_GIVEN REQUEST_
Print the data below verbatim, leaving out the pictures.

_ENTRIES_

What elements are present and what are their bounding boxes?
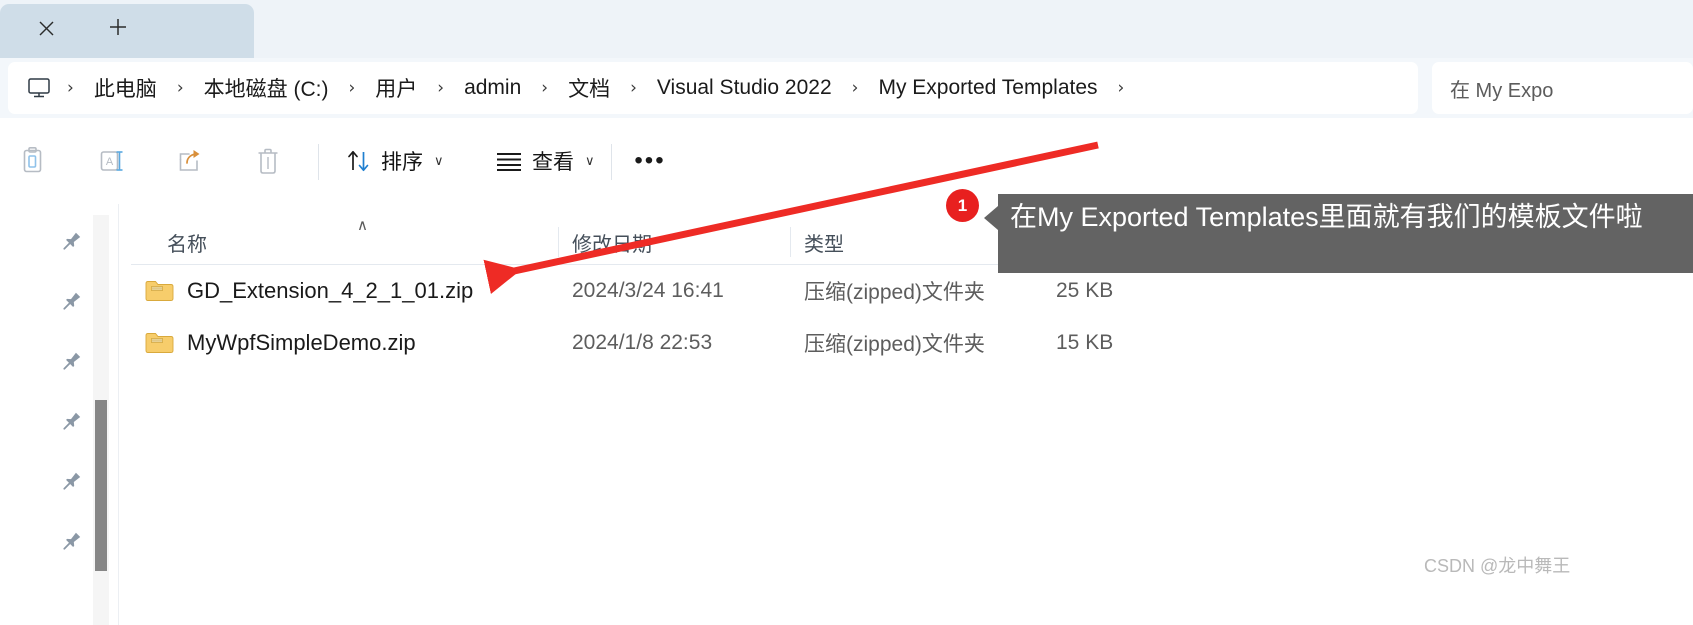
file-size-cell: 15 KB (1056, 331, 1114, 354)
file-date-cell: 2024/1/8 22:53 (572, 331, 713, 354)
breadcrumb-home-button[interactable] (22, 71, 56, 105)
delete-button[interactable] (244, 138, 294, 184)
search-input[interactable]: 在 My Expo (1432, 62, 1693, 114)
annotation-callout: 在My Exported Templates里面就有我们的模板文件啦 (984, 194, 1693, 273)
share-button[interactable] (166, 138, 216, 184)
pinned-item-icon[interactable] (58, 409, 84, 435)
close-icon (39, 21, 53, 35)
file-name-label: MyWpfSimpleDemo.zip (187, 330, 416, 355)
file-name-cell[interactable]: MyWpfSimpleDemo.zip (145, 317, 416, 369)
trash-icon (258, 148, 278, 174)
breadcrumb-separator[interactable]: › (530, 78, 559, 98)
rename-icon: A (100, 151, 123, 171)
column-header-date[interactable]: 修改日期 (572, 220, 652, 264)
address-bar: › 此电脑 › 本地磁盘 (C:) › 用户 › admin › 文档 › Vi… (0, 58, 1693, 118)
pin-icon (63, 292, 81, 310)
zip-folder-icon (145, 279, 175, 303)
nav-scrollbar-thumb[interactable] (95, 400, 107, 571)
breadcrumb-item-visual-studio-2022[interactable]: Visual Studio 2022 (648, 72, 841, 104)
breadcrumb-container[interactable]: › 此电脑 › 本地磁盘 (C:) › 用户 › admin › 文档 › Vi… (8, 62, 1418, 114)
annotation-callout-text: 在My Exported Templates里面就有我们的模板文件啦 (1010, 202, 1643, 232)
pinned-item-icon[interactable] (58, 469, 84, 495)
breadcrumb-item-users[interactable]: 用户 (366, 69, 426, 107)
breadcrumb-item-my-exported-templates[interactable]: My Exported Templates (869, 72, 1106, 104)
column-header-type-label: 类型 (804, 233, 844, 256)
breadcrumb-separator[interactable]: › (166, 78, 195, 98)
view-label: 查看 (532, 151, 574, 174)
annotation-step-badge: 1 (946, 189, 979, 222)
file-type-cell: 压缩(zipped)文件夹 (804, 281, 985, 304)
pin-icon (63, 472, 81, 490)
close-tab-button[interactable] (30, 12, 62, 44)
sort-icon (348, 150, 369, 172)
breadcrumb-separator[interactable]: › (56, 78, 85, 98)
column-header-name-label: 名称 (167, 233, 207, 256)
chevron-down-icon: ∨ (585, 153, 595, 169)
zip-folder-icon (145, 331, 175, 355)
file-explorer-window: › 此电脑 › 本地磁盘 (C:) › 用户 › admin › 文档 › Vi… (0, 0, 1693, 625)
table-row[interactable]: MyWpfSimpleDemo.zip 2024/1/8 22:53 压缩(zi… (131, 317, 1693, 369)
plus-icon (110, 19, 126, 35)
sort-ascending-caret-icon: ∧ (357, 216, 368, 234)
breadcrumb-separator[interactable]: › (619, 78, 648, 98)
chevron-down-icon: ∨ (434, 153, 444, 169)
breadcrumb-item-admin[interactable]: admin (455, 72, 530, 104)
svg-text:A: A (106, 156, 114, 168)
breadcrumb-item-local-disk-c[interactable]: 本地磁盘 (C:) (195, 69, 338, 107)
file-date-cell: 2024/3/24 16:41 (572, 279, 724, 302)
sort-button[interactable]: 排序 ∨ (334, 138, 456, 184)
breadcrumb-separator[interactable]: › (337, 78, 366, 98)
sort-label: 排序 (381, 151, 423, 174)
pin-icon (63, 232, 81, 250)
share-icon (179, 150, 200, 171)
view-list-icon (497, 153, 521, 171)
toolbar-divider (611, 144, 612, 180)
pin-icon (63, 532, 81, 550)
toolbar-divider (318, 144, 319, 180)
breadcrumb-separator[interactable]: › (426, 78, 455, 98)
paste-icon (23, 146, 42, 173)
command-toolbar: A 排序 ∨ 查看 ∨ ••• (0, 118, 1693, 205)
file-name-cell[interactable]: GD_Extension_4_2_1_01.zip (145, 265, 473, 317)
column-header-type[interactable]: 类型 (804, 220, 844, 264)
breadcrumb-item-documents[interactable]: 文档 (559, 69, 619, 107)
rename-button[interactable]: A (88, 138, 138, 184)
watermark: CSDN @龙中舞王 (1424, 556, 1571, 576)
view-button[interactable]: 查看 ∨ (483, 138, 607, 184)
more-options-button[interactable]: ••• (624, 138, 676, 184)
paste-button[interactable] (10, 138, 60, 184)
breadcrumb: › 此电脑 › 本地磁盘 (C:) › 用户 › admin › 文档 › Vi… (8, 62, 1135, 114)
callout-pointer-icon (984, 206, 998, 230)
file-name-label: GD_Extension_4_2_1_01.zip (187, 278, 474, 303)
breadcrumb-separator-trailing[interactable]: › (1107, 78, 1136, 98)
search-placeholder-text: 在 My Expo (1450, 79, 1554, 102)
column-header-name[interactable]: ∧ 名称 (167, 216, 368, 264)
navigation-pane (0, 204, 131, 625)
nav-pane-divider (118, 204, 119, 625)
pinned-item-icon[interactable] (58, 229, 84, 255)
this-pc-monitor-icon (28, 78, 50, 98)
breadcrumb-separator[interactable]: › (841, 78, 870, 98)
column-divider[interactable] (790, 227, 791, 257)
breadcrumb-item-this-pc[interactable]: 此电脑 (85, 69, 166, 107)
pin-icon (63, 412, 81, 430)
column-divider[interactable] (558, 227, 559, 257)
new-tab-button[interactable] (100, 10, 136, 44)
pin-icon (63, 352, 81, 370)
column-header-date-label: 修改日期 (572, 233, 652, 256)
pinned-item-icon[interactable] (58, 529, 84, 555)
tab-strip (0, 0, 1693, 58)
pinned-item-icon[interactable] (58, 289, 84, 315)
file-type-cell: 压缩(zipped)文件夹 (804, 333, 985, 356)
pinned-item-icon[interactable] (58, 349, 84, 375)
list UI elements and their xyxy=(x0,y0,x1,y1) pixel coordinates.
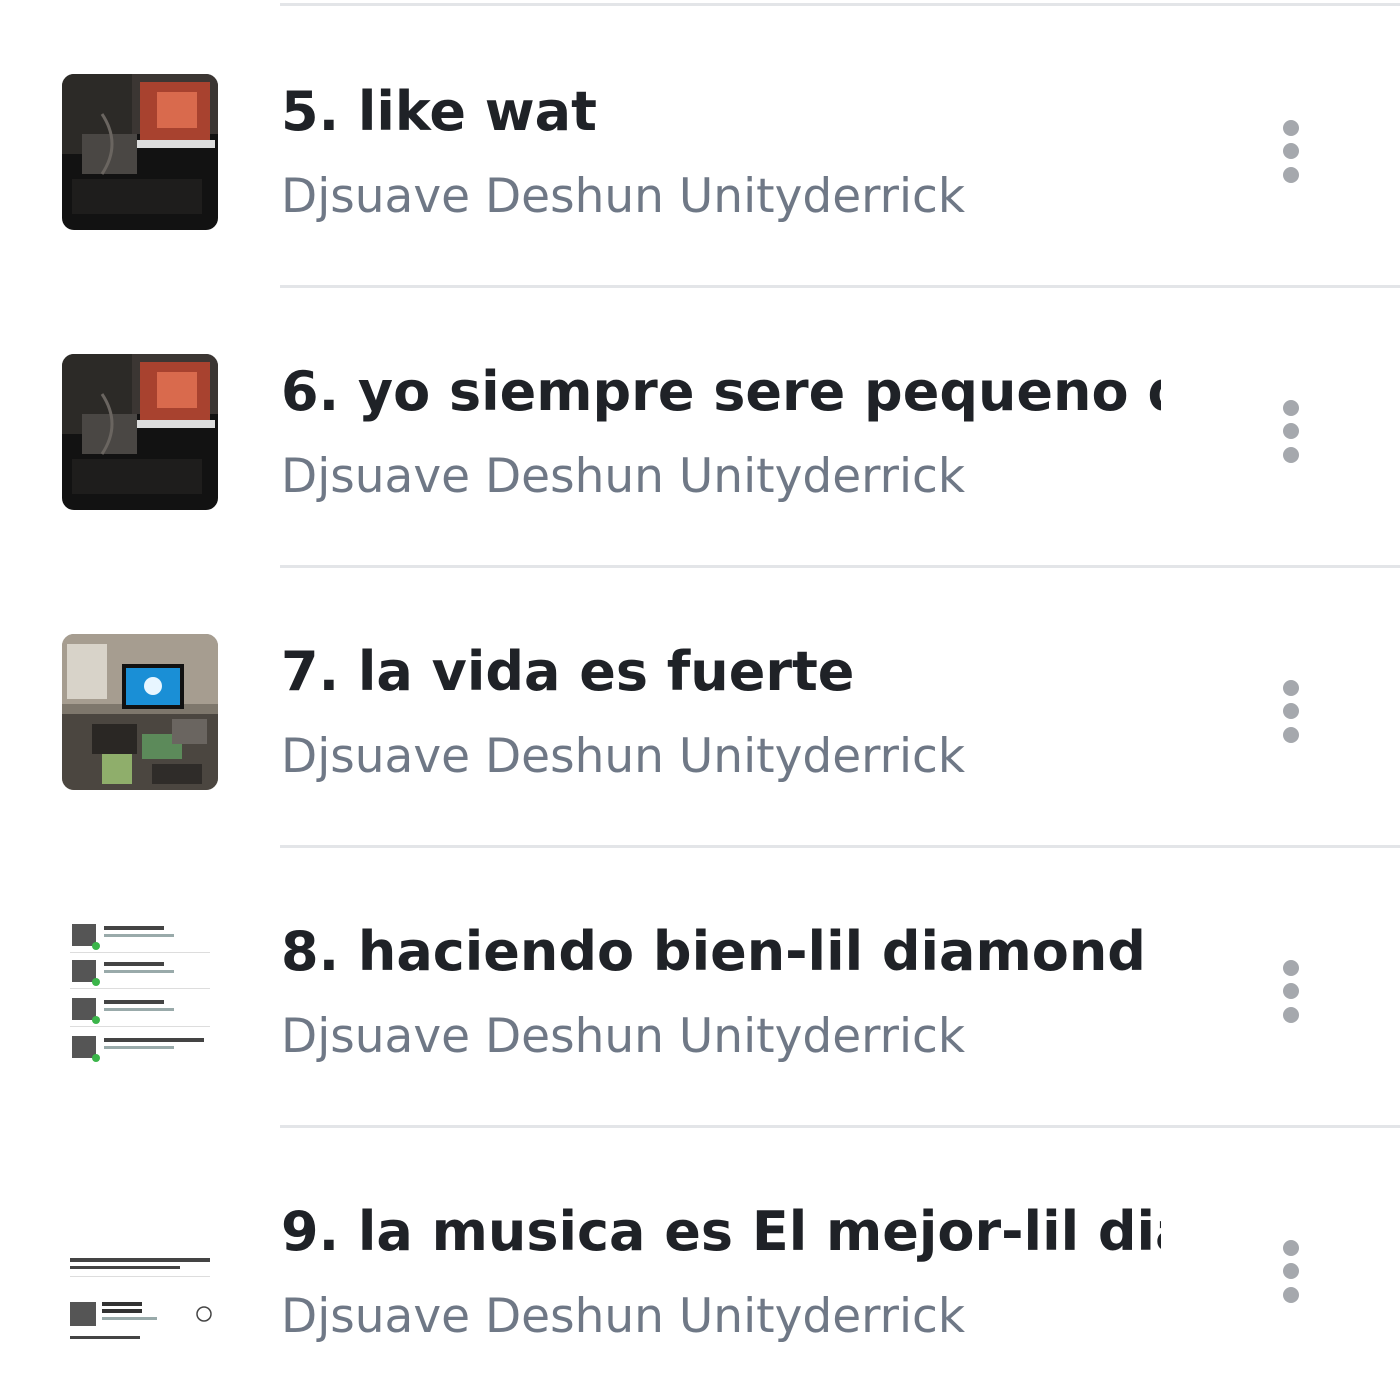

_EXERCISE SOLUTION_
What elements are present and what are their bounding boxes?
file-size-cell: 15 KB (1056, 331, 1114, 354)
file-date-cell: 2024/1/8 22:53 (572, 331, 713, 354)
breadcrumb-home-button[interactable] (22, 71, 56, 105)
delete-button[interactable] (244, 138, 294, 184)
search-input[interactable]: 在 My Expo (1432, 62, 1693, 114)
annotation-callout: 在My Exported Templates里面就有我们的模板文件啦 (984, 194, 1693, 273)
share-button[interactable] (166, 138, 216, 184)
pinned-item-icon[interactable] (58, 409, 84, 435)
close-icon (39, 21, 53, 35)
file-name-label: MyWpfSimpleDemo.zip (187, 330, 416, 355)
file-name-cell[interactable]: MyWpfSimpleDemo.zip (145, 317, 416, 369)
trash-icon (258, 148, 278, 174)
breadcrumb-separator[interactable]: › (530, 78, 559, 98)
rename-icon: A (100, 151, 123, 171)
column-header-date[interactable]: 修改日期 (572, 220, 652, 264)
address-bar: › 此电脑 › 本地磁盘 (C:) › 用户 › admin › 文档 › Vi… (0, 58, 1693, 118)
pin-icon (63, 292, 81, 310)
zip-folder-icon (145, 279, 175, 303)
nav-scrollbar-thumb[interactable] (95, 400, 107, 571)
breadcrumb-item-visual-studio-2022[interactable]: Visual Studio 2022 (648, 72, 841, 104)
breadcrumb-container[interactable]: › 此电脑 › 本地磁盘 (C:) › 用户 › admin › 文档 › Vi… (8, 62, 1418, 114)
annotation-callout-text: 在My Exported Templates里面就有我们的模板文件啦 (1010, 202, 1643, 232)
pinned-item-icon[interactable] (58, 469, 84, 495)
breadcrumb-item-users[interactable]: 用户 (366, 69, 426, 107)
breadcrumb-item-my-exported-templates[interactable]: My Exported Templates (869, 72, 1106, 104)
column-header-type-label: 类型 (804, 233, 844, 256)
breadcrumb-separator[interactable]: › (166, 78, 195, 98)
view-label: 查看 (532, 151, 574, 174)
annotation-step-badge: 1 (946, 189, 979, 222)
file-type-cell: 压缩(zipped)文件夹 (804, 281, 985, 304)
pin-icon (63, 472, 81, 490)
close-tab-button[interactable] (30, 12, 62, 44)
sort-icon (348, 150, 369, 172)
breadcrumb-separator[interactable]: › (56, 78, 85, 98)
column-header-name-label: 名称 (167, 233, 207, 256)
chevron-down-icon: ∨ (585, 153, 595, 169)
zip-folder-icon (145, 331, 175, 355)
file-explorer-window: › 此电脑 › 本地磁盘 (C:) › 用户 › admin › 文档 › Vi… (0, 0, 1693, 625)
table-row[interactable]: MyWpfSimpleDemo.zip 2024/1/8 22:53 压缩(zi… (131, 317, 1693, 369)
plus-icon (110, 19, 126, 35)
sort-ascending-caret-icon: ∧ (357, 216, 368, 234)
breadcrumb-separator[interactable]: › (619, 78, 648, 98)
chevron-down-icon: ∨ (434, 153, 444, 169)
breadcrumb-item-admin[interactable]: admin (455, 72, 530, 104)
svg-text:A: A (106, 156, 114, 168)
breadcrumb-item-local-disk-c[interactable]: 本地磁盘 (C:) (195, 69, 338, 107)
file-date-cell: 2024/3/24 16:41 (572, 279, 724, 302)
sort-button[interactable]: 排序 ∨ (334, 138, 456, 184)
breadcrumb-separator[interactable]: › (337, 78, 366, 98)
sort-label: 排序 (381, 151, 423, 174)
pin-icon (63, 232, 81, 250)
share-icon (179, 150, 200, 171)
view-list-icon (497, 153, 521, 171)
toolbar-divider (611, 144, 612, 180)
pin-icon (63, 532, 81, 550)
toolbar-divider (318, 144, 319, 180)
breadcrumb-separator[interactable]: › (426, 78, 455, 98)
paste-icon (23, 146, 42, 173)
command-toolbar: A 排序 ∨ 查看 ∨ ••• (0, 118, 1693, 205)
file-name-cell[interactable]: GD_Extension_4_2_1_01.zip (145, 265, 473, 317)
column-header-type[interactable]: 类型 (804, 220, 844, 264)
breadcrumb-item-documents[interactable]: 文档 (559, 69, 619, 107)
rename-button[interactable]: A (88, 138, 138, 184)
watermark: CSDN @龙中舞王 (1424, 556, 1571, 576)
view-button[interactable]: 查看 ∨ (483, 138, 607, 184)
more-options-button[interactable]: ••• (624, 138, 676, 184)
paste-button[interactable] (10, 138, 60, 184)
breadcrumb: › 此电脑 › 本地磁盘 (C:) › 用户 › admin › 文档 › Vi… (8, 62, 1135, 114)
callout-pointer-icon (984, 206, 998, 230)
file-name-label: GD_Extension_4_2_1_01.zip (187, 278, 474, 303)
breadcrumb-separator-trailing[interactable]: › (1107, 78, 1136, 98)
search-placeholder-text: 在 My Expo (1450, 79, 1554, 102)
column-header-name[interactable]: ∧ 名称 (167, 216, 368, 264)
navigation-pane (0, 204, 131, 625)
nav-pane-divider (118, 204, 119, 625)
pinned-item-icon[interactable] (58, 229, 84, 255)
this-pc-monitor-icon (28, 78, 50, 98)
breadcrumb-separator[interactable]: › (841, 78, 870, 98)
column-divider[interactable] (790, 227, 791, 257)
breadcrumb-item-this-pc[interactable]: 此电脑 (85, 69, 166, 107)
pin-icon (63, 412, 81, 430)
column-divider[interactable] (558, 227, 559, 257)
new-tab-button[interactable] (100, 10, 136, 44)
pin-icon (63, 352, 81, 370)
column-header-date-label: 修改日期 (572, 233, 652, 256)
pinned-item-icon[interactable] (58, 529, 84, 555)
tab-strip (0, 0, 1693, 58)
pinned-item-icon[interactable] (58, 289, 84, 315)
file-type-cell: 压缩(zipped)文件夹 (804, 333, 985, 356)
pinned-item-icon[interactable] (58, 349, 84, 375)
list UI elements and their xyxy=(x0,y0,x1,y1) pixel coordinates.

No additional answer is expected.